### What you need to do
Show each line from the listing that includes the word "ακτίνες".

### Extracted records
----

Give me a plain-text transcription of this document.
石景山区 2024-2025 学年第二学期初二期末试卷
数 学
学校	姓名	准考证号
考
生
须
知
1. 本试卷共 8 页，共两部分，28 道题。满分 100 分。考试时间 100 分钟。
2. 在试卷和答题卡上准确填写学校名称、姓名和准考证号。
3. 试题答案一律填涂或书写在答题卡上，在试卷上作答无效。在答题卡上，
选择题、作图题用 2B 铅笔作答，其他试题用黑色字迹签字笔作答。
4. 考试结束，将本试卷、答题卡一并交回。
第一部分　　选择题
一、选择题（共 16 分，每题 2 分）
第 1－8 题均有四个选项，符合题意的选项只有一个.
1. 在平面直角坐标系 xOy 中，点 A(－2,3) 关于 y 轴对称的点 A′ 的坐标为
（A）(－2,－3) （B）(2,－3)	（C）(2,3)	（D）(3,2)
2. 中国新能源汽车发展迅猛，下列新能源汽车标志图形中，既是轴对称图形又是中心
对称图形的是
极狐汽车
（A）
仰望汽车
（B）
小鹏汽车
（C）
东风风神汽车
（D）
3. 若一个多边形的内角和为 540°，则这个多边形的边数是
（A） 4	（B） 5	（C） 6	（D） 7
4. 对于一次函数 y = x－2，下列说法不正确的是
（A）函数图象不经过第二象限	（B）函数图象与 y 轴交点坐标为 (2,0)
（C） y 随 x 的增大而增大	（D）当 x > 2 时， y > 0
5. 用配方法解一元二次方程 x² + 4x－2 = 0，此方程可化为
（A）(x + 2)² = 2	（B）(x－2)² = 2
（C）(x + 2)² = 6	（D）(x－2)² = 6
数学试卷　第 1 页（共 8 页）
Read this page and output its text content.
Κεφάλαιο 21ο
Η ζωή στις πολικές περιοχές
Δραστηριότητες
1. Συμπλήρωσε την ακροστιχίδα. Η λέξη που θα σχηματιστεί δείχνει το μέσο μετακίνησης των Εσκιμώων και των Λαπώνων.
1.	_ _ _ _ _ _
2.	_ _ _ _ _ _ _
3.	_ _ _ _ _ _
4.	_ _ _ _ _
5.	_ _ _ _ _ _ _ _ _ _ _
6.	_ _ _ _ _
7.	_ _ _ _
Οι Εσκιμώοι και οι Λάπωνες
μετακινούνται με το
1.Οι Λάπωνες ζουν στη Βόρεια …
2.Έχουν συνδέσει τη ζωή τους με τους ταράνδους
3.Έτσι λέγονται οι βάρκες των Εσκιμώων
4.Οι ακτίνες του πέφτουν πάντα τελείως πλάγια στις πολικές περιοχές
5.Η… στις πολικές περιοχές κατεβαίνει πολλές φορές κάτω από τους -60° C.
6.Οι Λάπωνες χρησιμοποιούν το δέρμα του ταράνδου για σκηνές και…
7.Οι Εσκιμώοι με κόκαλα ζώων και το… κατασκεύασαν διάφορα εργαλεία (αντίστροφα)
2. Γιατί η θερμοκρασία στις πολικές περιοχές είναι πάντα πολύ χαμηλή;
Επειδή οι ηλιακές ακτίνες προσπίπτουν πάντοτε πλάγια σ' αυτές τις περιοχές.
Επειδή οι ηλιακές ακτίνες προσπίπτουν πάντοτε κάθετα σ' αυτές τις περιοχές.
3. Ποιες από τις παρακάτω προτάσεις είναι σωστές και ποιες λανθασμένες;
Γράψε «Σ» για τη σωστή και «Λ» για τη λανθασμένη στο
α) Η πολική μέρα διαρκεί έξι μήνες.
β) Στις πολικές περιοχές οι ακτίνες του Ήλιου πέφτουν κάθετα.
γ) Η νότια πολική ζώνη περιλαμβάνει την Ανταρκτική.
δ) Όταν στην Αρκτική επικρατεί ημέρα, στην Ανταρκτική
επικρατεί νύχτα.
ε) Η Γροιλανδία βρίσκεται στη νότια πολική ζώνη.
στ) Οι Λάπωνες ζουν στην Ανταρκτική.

----

### The reply
4.Οι ακτίνες του πέφτουν πάντα τελείως πλάγια στις πολικές περιοχές
Επειδή οι ηλιακές ακτίνες προσπίπτουν πάντοτε πλάγια σ' αυτές τις περιοχές.
Επειδή οι ηλιακές ακτίνες προσπίπτουν πάντοτε κάθετα σ' αυτές τις περιοχές.
β) Στις πολικές περιοχές οι ακτίνες του Ήλιου πέφτουν κάθετα.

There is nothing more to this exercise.